**PASSAGE TO READ**
---
Saturday, November 19, 2011

Cranberry Relish

Don't forget to make your Cranberry Sauce for Thanksgiving!  It's listed under "Holidays". 

Sunday, October 30, 2011

Maple Bars

3 TBS. active dry yeast
1 cup very warm water
1/2 C. + 1 TBS. sugar, Divided
2 tsp. salt
1/2 tsp. baking powder
4 c. bread flour
1/4 c. shortening
3 egg yolks
1/2 tsp. vanilla
Peanut oil for frying

Maple Icing
1 lb. powdered sugar
1 1/2 tsp light corn syrup
1/4 tsp. salt
1/4 tsp. vanilla
1 tsp maple extract
1/3 c. hot water

Combine the yeast, 1 TBS sugar, and 1 c. warm water in the bowl of a stand mixer. Allow to proof for 5-10 min. or until frothy.
While the yeast is proofing, combine the sugar, salt and 4 c. of flour in a large bowl. When the yeast is ready, add the shortening, egg yolks, and vanilla and mix with the paddle attachment for 1 min. to break down the shortening. Add 1/3 of dry ingredients and mix on low until blended. Repeat with the next 1/3 of the dry ingredients. Switch to the hook attachment and add the remaining 1/3 of the dry ingredients. Mix until no white spots remian and then turn the mixer to medium and knead for 2 min. (The dough is really stiff)
While the dough is kneading, bring 2 quarts water to boil in a pot. Lightly flour a baking sheet.
When the dough is done tranfer it to the baking sheet. Form a 6"x6" square and cover it with a cloth. Place the pan in the oven and place a 9x13 pan on the rack beneath. Pour the boiling water into the pan and close the door. (instant proofer) Allow the dough to rise for 1 hour.
When the dough is done rising remove it from the oven and place it on a lightly floured surface. Bring another pot of water to a cboil. Roll the dought into a 11x12" rectangle. Cut off the edges of the dough so they are even. Cut the dough into 12 rectangles about 5x2" big. Transfer back to floured baking sheet and put back in "proofer" for 45 min. more.
When the dough is risen, heat oil in pan to 350 degrees. Fry donuts until golden brown. Let drain on paper towels.
While dough is cooling, whisk together the icing ingredients. Dip the puffiest side of each bar into the icing.
Makes 12 bars.

Saturday, July 9, 2011

Strawberry Lemon Bars

Strawberry Lemon Bars--Adapted from a recipe on

makes about 12 lemon bars

for crust:

1 1/2 cups all purpose flour
1/2 cup rolled oats
1/2 cup of powdered sugar
1/4 teaspoon salt
1 teaspoon vanilla extract
12 tablespoons of softened salted butter, cut into 1/4″ cubes (1 1/2 sticks)
---
**WRITTEN INSTRUCTION 1**
According to the recipe blog, how long should the yeast mixture proof for the maple bars?
---
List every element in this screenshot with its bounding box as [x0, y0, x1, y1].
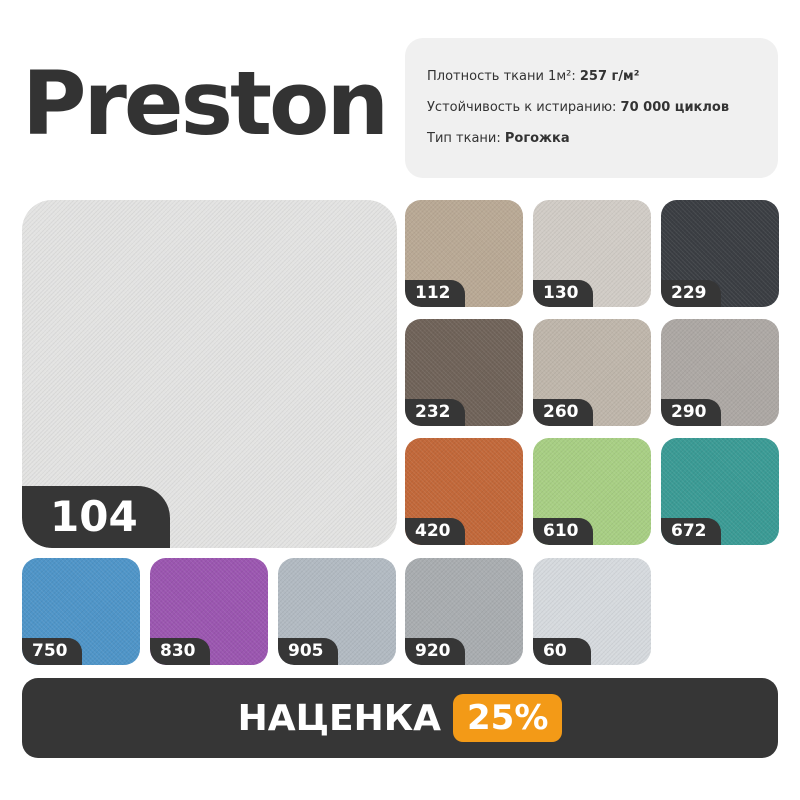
swatch-420[interactable]: 420	[405, 438, 523, 545]
swatch-232[interactable]: 232	[405, 319, 523, 426]
spec-density: Плотность ткани 1м²: 257 г/м²	[427, 65, 758, 96]
swatch-code: 420	[405, 518, 465, 545]
swatch-60[interactable]: 60	[533, 558, 651, 665]
swatch-112[interactable]: 112	[405, 200, 523, 307]
swatch-code: 672	[661, 518, 721, 545]
spec-label: Плотность ткани 1м²:	[427, 69, 580, 84]
swatch-229[interactable]: 229	[661, 200, 779, 307]
swatch-code: 232	[405, 399, 465, 426]
markup-badge: 25%	[453, 694, 563, 742]
swatch-290[interactable]: 290	[661, 319, 779, 426]
swatch-code: 60	[533, 638, 591, 665]
swatch-code: 920	[405, 638, 465, 665]
swatch-code: 260	[533, 399, 593, 426]
main-swatch[interactable]: 104	[22, 200, 397, 548]
spec-label: Тип ткани:	[427, 131, 505, 146]
swatch-260[interactable]: 260	[533, 319, 651, 426]
swatch-920[interactable]: 920	[405, 558, 523, 665]
swatch-672[interactable]: 672	[661, 438, 779, 545]
swatch-code: 104	[22, 486, 170, 548]
specs-panel: Плотность ткани 1м²: 257 г/м² Устойчивос…	[405, 38, 778, 178]
swatch-code: 905	[278, 638, 338, 665]
swatch-610[interactable]: 610	[533, 438, 651, 545]
spec-abrasion: Устойчивость к истиранию: 70 000 циклов	[427, 96, 758, 127]
swatch-code: 229	[661, 280, 721, 307]
spec-value: 257 г/м²	[579, 69, 640, 84]
swatch-code: 290	[661, 399, 721, 426]
swatch-750[interactable]: 750	[22, 558, 140, 665]
spec-value: Рогожка	[504, 131, 570, 146]
swatch-code: 112	[405, 280, 465, 307]
spec-label: Устойчивость к истиранию:	[427, 100, 621, 115]
spec-value: 70 000 циклов	[620, 100, 730, 115]
markup-banner: НАЦЕНКА 25%	[22, 678, 778, 758]
markup-label: НАЦЕНКА	[237, 697, 441, 739]
spec-type: Тип ткани: Рогожка	[427, 127, 758, 158]
swatch-code: 750	[22, 638, 82, 665]
swatch-830[interactable]: 830	[150, 558, 268, 665]
swatch-code: 830	[150, 638, 210, 665]
product-title: Preston	[22, 52, 389, 155]
swatch-code: 130	[533, 280, 593, 307]
swatch-130[interactable]: 130	[533, 200, 651, 307]
swatch-905[interactable]: 905	[278, 558, 396, 665]
swatch-code: 610	[533, 518, 593, 545]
---
**WRITTEN INSTRUCTION 2**
In the records, copy out the stretch from the line containing "438, 523, 545]" through the line containing "399, 721, 426]", word for word.

**EXERCISE RESPONSE 1**
5-10 minutes, or until frothy.

**EXERCISE RESPONSE 2**
swatch-420[interactable]: 420	[405, 438, 523, 545]
swatch-232[interactable]: 232	[405, 319, 523, 426]
spec-density: Плотность ткани 1м²: 257 г/м²	[427, 65, 758, 96]
swatch-code: 420	[405, 518, 465, 545]
swatch-60[interactable]: 60	[533, 558, 651, 665]
swatch-112[interactable]: 112	[405, 200, 523, 307]
swatch-code: 672	[661, 518, 721, 545]
spec-label: Плотность ткани 1м²:	[427, 69, 580, 84]
swatch-229[interactable]: 229	[661, 200, 779, 307]
swatch-code: 232	[405, 399, 465, 426]
markup-badge: 25%	[453, 694, 563, 742]
swatch-290[interactable]: 290	[661, 319, 779, 426]
swatch-code: 60	[533, 638, 591, 665]
swatch-code: 920	[405, 638, 465, 665]
swatch-code: 260	[533, 399, 593, 426]
main-swatch[interactable]: 104	[22, 200, 397, 548]
spec-label: Тип ткани:	[427, 131, 505, 146]
swatch-260[interactable]: 260	[533, 319, 651, 426]
swatch-920[interactable]: 920	[405, 558, 523, 665]
swatch-672[interactable]: 672	[661, 438, 779, 545]
swatch-code: 104	[22, 486, 170, 548]
specs-panel: Плотность ткани 1м²: 257 г/м² Устойчивос…	[405, 38, 778, 178]
swatch-code: 905	[278, 638, 338, 665]
swatch-610[interactable]: 610	[533, 438, 651, 545]
spec-abrasion: Устойчивость к истиранию: 70 000 циклов	[427, 96, 758, 127]
swatch-code: 229	[661, 280, 721, 307]
spec-value: 257 г/м²	[579, 69, 640, 84]
swatch-code: 290	[661, 399, 721, 426]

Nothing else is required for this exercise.